In the last year, I have probably used some variation on the phrase “adding insult to injury” more than at any other time in my life. I’m sure I’m not the only one. The capitalist economic meltdown means joblessness, foreclosure, eviction, homelessness, poverty and misery to millions of workers here in the U.S., and poverty, starvation and death to millions around the world. So there’s plenty of injury to go around.
But it seems there is no shortage of insults to dish out to the victims of the global collapse either. Here in the U.S., the same banks that received billions in bail out money are foreclosing on mortgages and putting working people’s belongings out on the curb like it was trash. Workers with decades of service are being laid so that their bosses – who created the crisis with their greed and arrogance – can continue to rake in huge bonuses and lucrative golden parachutes. Politicians are fawning over the insurance companies and pharmaceutical giants, careful to ensure that any health care reform doesn’t hurt their profits, while lack of access to health care kills 45,000 Americans every year.

- **TASK PROMPT**
Reproduce the part of the essay on the economic meltdown starting with "But it seems" and going on through "Americans every year.". The records have nothing to do with this.

(Document understanding data)
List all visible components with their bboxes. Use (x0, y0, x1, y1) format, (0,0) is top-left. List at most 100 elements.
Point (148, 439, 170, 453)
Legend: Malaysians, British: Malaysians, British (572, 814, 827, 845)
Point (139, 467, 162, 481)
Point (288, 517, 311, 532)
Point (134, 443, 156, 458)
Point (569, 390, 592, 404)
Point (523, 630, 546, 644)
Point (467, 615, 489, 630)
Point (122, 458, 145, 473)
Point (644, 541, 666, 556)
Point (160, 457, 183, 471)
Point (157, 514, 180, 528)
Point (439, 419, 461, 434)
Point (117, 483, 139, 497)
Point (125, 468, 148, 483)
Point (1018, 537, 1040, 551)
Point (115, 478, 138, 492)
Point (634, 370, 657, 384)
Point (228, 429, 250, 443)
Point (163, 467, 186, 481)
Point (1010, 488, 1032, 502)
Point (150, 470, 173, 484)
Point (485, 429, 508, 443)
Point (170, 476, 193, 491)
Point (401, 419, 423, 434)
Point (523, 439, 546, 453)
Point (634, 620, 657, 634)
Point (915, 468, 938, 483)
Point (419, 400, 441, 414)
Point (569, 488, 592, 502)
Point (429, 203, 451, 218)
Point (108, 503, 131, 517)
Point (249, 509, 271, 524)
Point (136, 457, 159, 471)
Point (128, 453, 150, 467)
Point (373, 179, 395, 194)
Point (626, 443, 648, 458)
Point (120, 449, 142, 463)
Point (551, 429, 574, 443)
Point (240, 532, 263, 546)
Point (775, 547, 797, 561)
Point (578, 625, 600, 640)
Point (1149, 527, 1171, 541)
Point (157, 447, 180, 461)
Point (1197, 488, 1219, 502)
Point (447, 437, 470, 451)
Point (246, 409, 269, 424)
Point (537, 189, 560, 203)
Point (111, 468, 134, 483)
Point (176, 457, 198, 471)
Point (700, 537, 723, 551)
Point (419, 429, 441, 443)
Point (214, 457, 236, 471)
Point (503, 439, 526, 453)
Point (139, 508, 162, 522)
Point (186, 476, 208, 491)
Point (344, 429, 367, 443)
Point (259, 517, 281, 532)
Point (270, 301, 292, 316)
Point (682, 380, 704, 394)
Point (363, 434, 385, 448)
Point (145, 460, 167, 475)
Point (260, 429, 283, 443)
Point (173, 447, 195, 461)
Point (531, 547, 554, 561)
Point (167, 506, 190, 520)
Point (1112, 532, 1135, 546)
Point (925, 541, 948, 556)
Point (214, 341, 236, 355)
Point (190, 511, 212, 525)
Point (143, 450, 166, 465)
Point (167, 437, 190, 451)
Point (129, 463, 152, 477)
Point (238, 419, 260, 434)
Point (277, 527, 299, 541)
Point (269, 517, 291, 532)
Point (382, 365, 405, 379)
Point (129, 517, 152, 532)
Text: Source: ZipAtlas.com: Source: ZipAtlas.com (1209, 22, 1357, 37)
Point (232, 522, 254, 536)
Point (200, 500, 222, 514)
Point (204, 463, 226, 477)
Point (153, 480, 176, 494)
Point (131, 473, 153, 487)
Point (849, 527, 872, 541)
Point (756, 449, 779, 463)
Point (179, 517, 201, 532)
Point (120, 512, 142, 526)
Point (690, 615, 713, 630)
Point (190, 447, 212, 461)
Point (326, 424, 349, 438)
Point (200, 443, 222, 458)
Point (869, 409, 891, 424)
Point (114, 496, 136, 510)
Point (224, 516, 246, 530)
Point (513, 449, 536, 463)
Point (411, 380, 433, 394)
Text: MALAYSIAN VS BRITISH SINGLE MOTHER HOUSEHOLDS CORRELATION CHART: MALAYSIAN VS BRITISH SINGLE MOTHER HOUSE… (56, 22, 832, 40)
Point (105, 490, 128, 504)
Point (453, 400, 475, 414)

- **RESULT OF THIS EXERCISE**
But it seems there is no shortage of insults to dish out to the victims of the global collapse either. Here in the U.S., the same banks that received billions in bail out money are foreclosing on mortgages and putting working people’s belongings out on the curb like it was trash. Workers with decades of service are being laid so that their bosses – who created the crisis with their greed and arrogance – can continue to rake in huge bonuses and lucrative golden parachutes. Politicians are fawning over the insurance companies and pharmaceutical giants, careful to ensure that any health care reform doesn’t hurt their profits, while lack of access to health care kills 45,000 Americans every year.